──────── Records provided ────────

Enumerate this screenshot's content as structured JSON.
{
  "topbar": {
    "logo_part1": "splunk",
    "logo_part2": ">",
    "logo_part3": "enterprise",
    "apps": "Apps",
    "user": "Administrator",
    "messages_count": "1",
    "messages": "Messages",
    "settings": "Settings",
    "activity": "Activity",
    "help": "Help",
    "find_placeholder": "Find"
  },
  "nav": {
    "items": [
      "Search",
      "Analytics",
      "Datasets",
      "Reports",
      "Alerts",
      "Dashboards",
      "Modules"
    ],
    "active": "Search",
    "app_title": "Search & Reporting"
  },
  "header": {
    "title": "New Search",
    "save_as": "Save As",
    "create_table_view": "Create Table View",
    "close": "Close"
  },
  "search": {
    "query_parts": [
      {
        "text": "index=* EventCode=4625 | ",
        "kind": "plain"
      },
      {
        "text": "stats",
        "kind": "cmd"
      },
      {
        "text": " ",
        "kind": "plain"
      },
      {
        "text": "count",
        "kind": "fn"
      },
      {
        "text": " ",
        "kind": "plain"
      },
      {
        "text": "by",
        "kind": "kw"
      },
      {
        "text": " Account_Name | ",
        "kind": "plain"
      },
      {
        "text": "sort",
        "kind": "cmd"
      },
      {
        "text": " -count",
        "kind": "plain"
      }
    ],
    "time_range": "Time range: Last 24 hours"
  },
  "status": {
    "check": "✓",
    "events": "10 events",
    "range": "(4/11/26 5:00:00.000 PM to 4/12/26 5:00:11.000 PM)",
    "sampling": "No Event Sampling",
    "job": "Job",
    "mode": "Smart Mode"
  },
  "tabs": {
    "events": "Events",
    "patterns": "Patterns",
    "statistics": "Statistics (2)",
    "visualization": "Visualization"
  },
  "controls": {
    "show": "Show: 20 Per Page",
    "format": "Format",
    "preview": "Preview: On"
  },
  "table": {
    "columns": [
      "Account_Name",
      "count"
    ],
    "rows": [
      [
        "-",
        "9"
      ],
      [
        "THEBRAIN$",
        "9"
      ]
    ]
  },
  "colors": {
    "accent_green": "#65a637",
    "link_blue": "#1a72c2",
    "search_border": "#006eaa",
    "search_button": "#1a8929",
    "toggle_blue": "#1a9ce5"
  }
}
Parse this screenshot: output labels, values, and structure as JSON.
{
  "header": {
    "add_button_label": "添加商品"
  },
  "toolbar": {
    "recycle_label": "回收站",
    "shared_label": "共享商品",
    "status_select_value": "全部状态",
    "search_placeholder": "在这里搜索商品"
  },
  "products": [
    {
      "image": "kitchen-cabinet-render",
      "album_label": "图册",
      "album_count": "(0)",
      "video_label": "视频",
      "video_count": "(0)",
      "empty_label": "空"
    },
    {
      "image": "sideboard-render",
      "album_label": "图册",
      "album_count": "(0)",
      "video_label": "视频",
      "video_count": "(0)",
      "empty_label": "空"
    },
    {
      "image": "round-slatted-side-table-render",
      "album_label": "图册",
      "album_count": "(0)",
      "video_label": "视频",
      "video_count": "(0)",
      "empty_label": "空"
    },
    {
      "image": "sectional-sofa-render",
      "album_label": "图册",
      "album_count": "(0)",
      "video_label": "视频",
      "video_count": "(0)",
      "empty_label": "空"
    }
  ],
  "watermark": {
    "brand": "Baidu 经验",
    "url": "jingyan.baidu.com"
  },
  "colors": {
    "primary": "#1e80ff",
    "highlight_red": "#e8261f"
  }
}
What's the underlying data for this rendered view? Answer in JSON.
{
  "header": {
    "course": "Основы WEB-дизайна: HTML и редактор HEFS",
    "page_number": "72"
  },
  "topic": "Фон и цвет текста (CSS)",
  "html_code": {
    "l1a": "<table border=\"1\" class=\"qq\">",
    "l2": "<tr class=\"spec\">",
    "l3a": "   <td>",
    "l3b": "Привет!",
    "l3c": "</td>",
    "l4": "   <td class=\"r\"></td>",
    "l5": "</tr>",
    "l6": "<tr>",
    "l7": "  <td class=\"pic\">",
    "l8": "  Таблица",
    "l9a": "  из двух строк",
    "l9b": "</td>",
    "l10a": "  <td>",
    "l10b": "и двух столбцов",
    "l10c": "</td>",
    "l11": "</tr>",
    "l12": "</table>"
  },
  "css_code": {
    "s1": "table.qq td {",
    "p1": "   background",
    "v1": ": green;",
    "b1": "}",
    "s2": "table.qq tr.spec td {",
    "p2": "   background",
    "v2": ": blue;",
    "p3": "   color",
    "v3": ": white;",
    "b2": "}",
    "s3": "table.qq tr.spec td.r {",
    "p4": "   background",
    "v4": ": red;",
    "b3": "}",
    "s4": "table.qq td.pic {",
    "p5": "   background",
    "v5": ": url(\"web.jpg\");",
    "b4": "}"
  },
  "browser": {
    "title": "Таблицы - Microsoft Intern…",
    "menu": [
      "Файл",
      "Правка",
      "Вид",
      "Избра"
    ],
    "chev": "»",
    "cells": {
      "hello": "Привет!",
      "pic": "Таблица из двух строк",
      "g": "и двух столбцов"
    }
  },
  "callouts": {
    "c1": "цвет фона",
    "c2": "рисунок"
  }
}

────────

Stated exercise:
Give all the entries again exactly; leave none out.

Exercise output:
Enumerate this screenshot's content as structured JSON.
{
  "topbar": {
    "logo_part1": "splunk",
    "logo_part2": ">",
    "logo_part3": "enterprise",
    "apps": "Apps",
    "user": "Administrator",
    "messages_count": "1",
    "messages": "Messages",
    "settings": "Settings",
    "activity": "Activity",
    "help": "Help",
    "find_placeholder": "Find"
  },
  "nav": {
    "items": [
      "Search",
      "Analytics",
      "Datasets",
      "Reports",
      "Alerts",
      "Dashboards",
      "Modules"
    ],
    "active": "Search",
    "app_title": "Search & Reporting"
  },
  "header": {
    "title": "New Search",
    "save_as": "Save As",
    "create_table_view": "Create Table View",
    "close": "Close"
  },
  "search": {
    "query_parts": [
      {
        "text": "index=* EventCode=4625 | ",
        "kind": "plain"
      },
      {
        "text": "stats",
        "kind": "cmd"
      },
      {
        "text": " ",
        "kind": "plain"
      },
      {
        "text": "count",
        "kind": "fn"
      },
      {
        "text": " ",
        "kind": "plain"
      },
      {
        "text": "by",
        "kind": "kw"
      },
      {
        "text": " Account_Name | ",
        "kind": "plain"
      },
      {
        "text": "sort",
        "kind": "cmd"
      },
      {
        "text": " -count",
        "kind": "plain"
      }
    ],
    "time_range": "Time range: Last 24 hours"
  },
  "status": {
    "check": "✓",
    "events": "10 events",
    "range": "(4/11/26 5:00:00.000 PM to 4/12/26 5:00:11.000 PM)",
    "sampling": "No Event Sampling",
    "job": "Job",
    "mode": "Smart Mode"
  },
  "tabs": {
    "events": "Events",
    "patterns": "Patterns",
    "statistics": "Statistics (2)",
    "visualization": "Visualization"
  },
  "controls": {
    "show": "Show: 20 Per Page",
    "format": "Format",
    "preview": "Preview: On"
  },
  "table": {
    "columns": [
      "Account_Name",
      "count"
    ],
    "rows": [
      [
        "-",
        "9"
      ],
      [
        "THEBRAIN$",
        "9"
      ]
    ]
  },
  "colors": {
    "accent_green": "#65a637",
    "link_blue": "#1a72c2",
    "search_border": "#006eaa",
    "search_button": "#1a8929",
    "toggle_blue": "#1a9ce5"
  }
}
Parse this screenshot: output labels, values, and structure as JSON.
{
  "header": {
    "add_button_label": "添加商品"
  },
  "toolbar": {
    "recycle_label": "回收站",
    "shared_label": "共享商品",
    "status_select_value": "全部状态",
    "search_placeholder": "在这里搜索商品"
  },
  "products": [
    {
      "image": "kitchen-cabinet-render",
      "album_label": "图册",
      "album_count": "(0)",
      "video_label": "视频",
      "video_count": "(0)",
      "empty_label": "空"
    },
    {
      "image": "sideboard-render",
      "album_label": "图册",
      "album_count": "(0)",
      "video_label": "视频",
      "video_count": "(0)",
      "empty_label": "空"
    },
    {
      "image": "round-slatted-side-table-render",
      "album_label": "图册",
      "album_count": "(0)",
      "video_label": "视频",
      "video_count": "(0)",
      "empty_label": "空"
    },
    {
      "image": "sectional-sofa-render",
      "album_label": "图册",
      "album_count": "(0)",
      "video_label": "视频",
      "video_count": "(0)",
      "empty_label": "空"
    }
  ],
  "watermark": {
    "brand": "Baidu 经验",
    "url": "jingyan.baidu.com"
  },
  "colors": {
    "primary": "#1e80ff",
    "highlight_red": "#e8261f"
  }
}
What's the underlying data for this rendered view? Answer in JSON.
{
  "header": {
    "course": "Основы WEB-дизайна: HTML и редактор HEFS",
    "page_number": "72"
  },
  "topic": "Фон и цвет текста (CSS)",
  "html_code": {
    "l1a": "<table border=\"1\" class=\"qq\">",
    "l2": "<tr class=\"spec\">",
    "l3a": "   <td>",
    "l3b": "Привет!",
    "l3c": "</td>",
    "l4": "   <td class=\"r\"></td>",
    "l5": "</tr>",
    "l6": "<tr>",
    "l7": "  <td class=\"pic\">",
    "l8": "  Таблица",
    "l9a": "  из двух строк",
    "l9b": "</td>",
    "l10a": "  <td>",
    "l10b": "и двух столбцов",
    "l10c": "</td>",
    "l11": "</tr>",
    "l12": "</table>"
  },
  "css_code": {
    "s1": "table.qq td {",
    "p1": "   background",
    "v1": ": green;",
    "b1": "}",
    "s2": "table.qq tr.spec td {",
    "p2": "   background",
    "v2": ": blue;",
    "p3": "   color",
    "v3": ": white;",
    "b2": "}",
    "s3": "table.qq tr.spec td.r {",
    "p4": "   background",
    "v4": ": red;",
    "b3": "}",
    "s4": "table.qq td.pic {",
    "p5": "   background",
    "v5": ": url(\"web.jpg\");",
    "b4": "}"
  },
  "browser": {
    "title": "Таблицы - Microsoft Intern…",
    "menu": [
      "Файл",
      "Правка",
      "Вид",
      "Избра"
    ],
    "chev": "»",
    "cells": {
      "hello": "Привет!",
      "pic": "Таблица из двух строк",
      "g": "и двух столбцов"
    }
  },
  "callouts": {
    "c1": "цвет фона",
    "c2": "рисунок"
  }
}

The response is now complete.